Output all entries verbatim. Skip pictures.

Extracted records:
# # # #
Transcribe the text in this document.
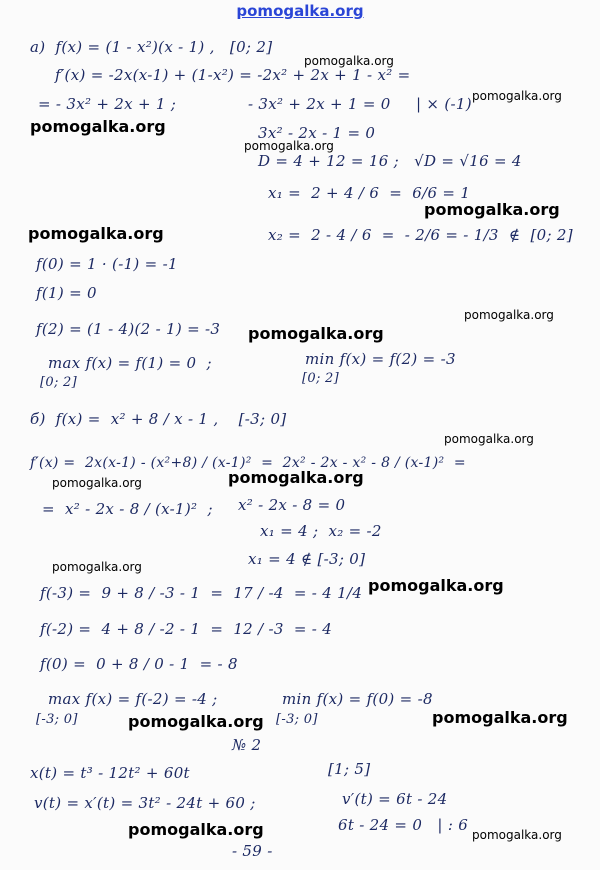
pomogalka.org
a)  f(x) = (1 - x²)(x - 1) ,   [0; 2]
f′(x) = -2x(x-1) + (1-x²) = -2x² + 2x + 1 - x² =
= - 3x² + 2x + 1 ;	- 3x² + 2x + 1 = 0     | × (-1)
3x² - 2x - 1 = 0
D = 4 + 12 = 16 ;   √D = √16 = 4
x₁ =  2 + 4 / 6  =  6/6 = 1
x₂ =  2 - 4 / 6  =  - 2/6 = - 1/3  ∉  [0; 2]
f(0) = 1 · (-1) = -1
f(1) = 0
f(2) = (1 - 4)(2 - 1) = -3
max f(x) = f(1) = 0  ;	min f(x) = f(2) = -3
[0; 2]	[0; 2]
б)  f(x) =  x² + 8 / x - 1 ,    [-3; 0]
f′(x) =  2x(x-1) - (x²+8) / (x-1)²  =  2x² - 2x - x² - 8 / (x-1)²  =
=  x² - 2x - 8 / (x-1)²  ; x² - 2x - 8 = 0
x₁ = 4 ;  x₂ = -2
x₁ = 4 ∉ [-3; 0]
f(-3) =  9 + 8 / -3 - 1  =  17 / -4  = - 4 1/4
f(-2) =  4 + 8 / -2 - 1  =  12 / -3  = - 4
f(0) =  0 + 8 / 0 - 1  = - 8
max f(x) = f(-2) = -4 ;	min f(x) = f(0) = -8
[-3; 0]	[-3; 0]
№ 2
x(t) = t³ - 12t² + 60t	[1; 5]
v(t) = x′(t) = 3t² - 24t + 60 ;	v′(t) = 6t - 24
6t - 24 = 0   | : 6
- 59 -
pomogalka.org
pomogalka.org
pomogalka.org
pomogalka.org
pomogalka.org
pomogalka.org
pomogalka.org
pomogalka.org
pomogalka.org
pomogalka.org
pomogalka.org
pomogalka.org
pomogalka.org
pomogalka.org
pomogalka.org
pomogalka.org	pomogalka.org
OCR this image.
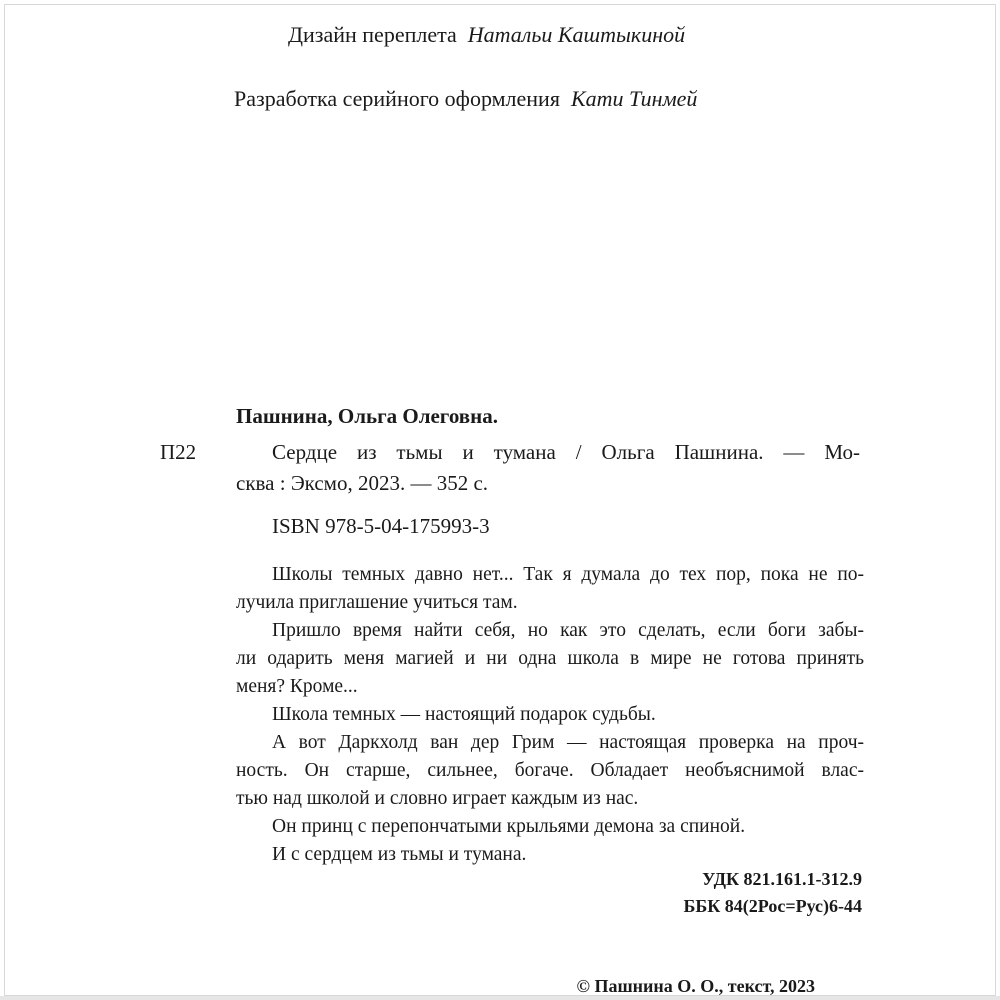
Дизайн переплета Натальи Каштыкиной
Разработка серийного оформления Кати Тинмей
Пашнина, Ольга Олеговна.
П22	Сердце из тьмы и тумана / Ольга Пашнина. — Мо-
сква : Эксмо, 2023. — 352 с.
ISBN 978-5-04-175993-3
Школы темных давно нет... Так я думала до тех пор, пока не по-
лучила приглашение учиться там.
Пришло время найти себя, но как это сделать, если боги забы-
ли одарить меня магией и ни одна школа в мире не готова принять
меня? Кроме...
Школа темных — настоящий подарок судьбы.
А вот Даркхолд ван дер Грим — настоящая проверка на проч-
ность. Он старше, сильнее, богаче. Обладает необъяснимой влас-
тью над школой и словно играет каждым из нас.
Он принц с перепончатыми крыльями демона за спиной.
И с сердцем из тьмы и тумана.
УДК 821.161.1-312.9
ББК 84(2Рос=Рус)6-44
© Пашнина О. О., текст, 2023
# # # #
> **Worked answer**:
Transcribe the text in this document.
pomogalka.org
a)  f(x) = (1 - x²)(x - 1) ,   [0; 2]
f′(x) = -2x(x-1) + (1-x²) = -2x² + 2x + 1 - x² =
= - 3x² + 2x + 1 ;	- 3x² + 2x + 1 = 0     | × (-1)
3x² - 2x - 1 = 0
D = 4 + 12 = 16 ;   √D = √16 = 4
x₁ =  2 + 4 / 6  =  6/6 = 1
x₂ =  2 - 4 / 6  =  - 2/6 = - 1/3  ∉  [0; 2]
f(0) = 1 · (-1) = -1
f(1) = 0
f(2) = (1 - 4)(2 - 1) = -3
max f(x) = f(1) = 0  ;	min f(x) = f(2) = -3
[0; 2]	[0; 2]
б)  f(x) =  x² + 8 / x - 1 ,    [-3; 0]
f′(x) =  2x(x-1) - (x²+8) / (x-1)²  =  2x² - 2x - x² - 8 / (x-1)²  =
=  x² - 2x - 8 / (x-1)²  ; x² - 2x - 8 = 0
x₁ = 4 ;  x₂ = -2
x₁ = 4 ∉ [-3; 0]
f(-3) =  9 + 8 / -3 - 1  =  17 / -4  = - 4 1/4
f(-2) =  4 + 8 / -2 - 1  =  12 / -3  = - 4
f(0) =  0 + 8 / 0 - 1  = - 8
max f(x) = f(-2) = -4 ;	min f(x) = f(0) = -8
[-3; 0]	[-3; 0]
№ 2
x(t) = t³ - 12t² + 60t	[1; 5]
v(t) = x′(t) = 3t² - 24t + 60 ;	v′(t) = 6t - 24
6t - 24 = 0   | : 6
- 59 -
pomogalka.org
pomogalka.org
pomogalka.org
pomogalka.org
pomogalka.org
pomogalka.org
pomogalka.org
pomogalka.org
pomogalka.org
pomogalka.org
pomogalka.org
pomogalka.org
pomogalka.org
pomogalka.org
pomogalka.org
pomogalka.org	pomogalka.org
OCR this image.
Дизайн переплета Натальи Каштыкиной
Разработка серийного оформления Кати Тинмей
Пашнина, Ольга Олеговна.
П22	Сердце из тьмы и тумана / Ольга Пашнина. — Мо-
сква : Эксмо, 2023. — 352 с.
ISBN 978-5-04-175993-3
Школы темных давно нет... Так я думала до тех пор, пока не по-
лучила приглашение учиться там.
Пришло время найти себя, но как это сделать, если боги забы-
ли одарить меня магией и ни одна школа в мире не готова принять
меня? Кроме...
Школа темных — настоящий подарок судьбы.
А вот Даркхолд ван дер Грим — настоящая проверка на проч-
ность. Он старше, сильнее, богаче. Обладает необъяснимой влас-
тью над школой и словно играет каждым из нас.
Он принц с перепончатыми крыльями демона за спиной.
И с сердцем из тьмы и тумана.
УДК 821.161.1-312.9
ББК 84(2Рос=Рус)6-44
© Пашнина О. О., текст, 2023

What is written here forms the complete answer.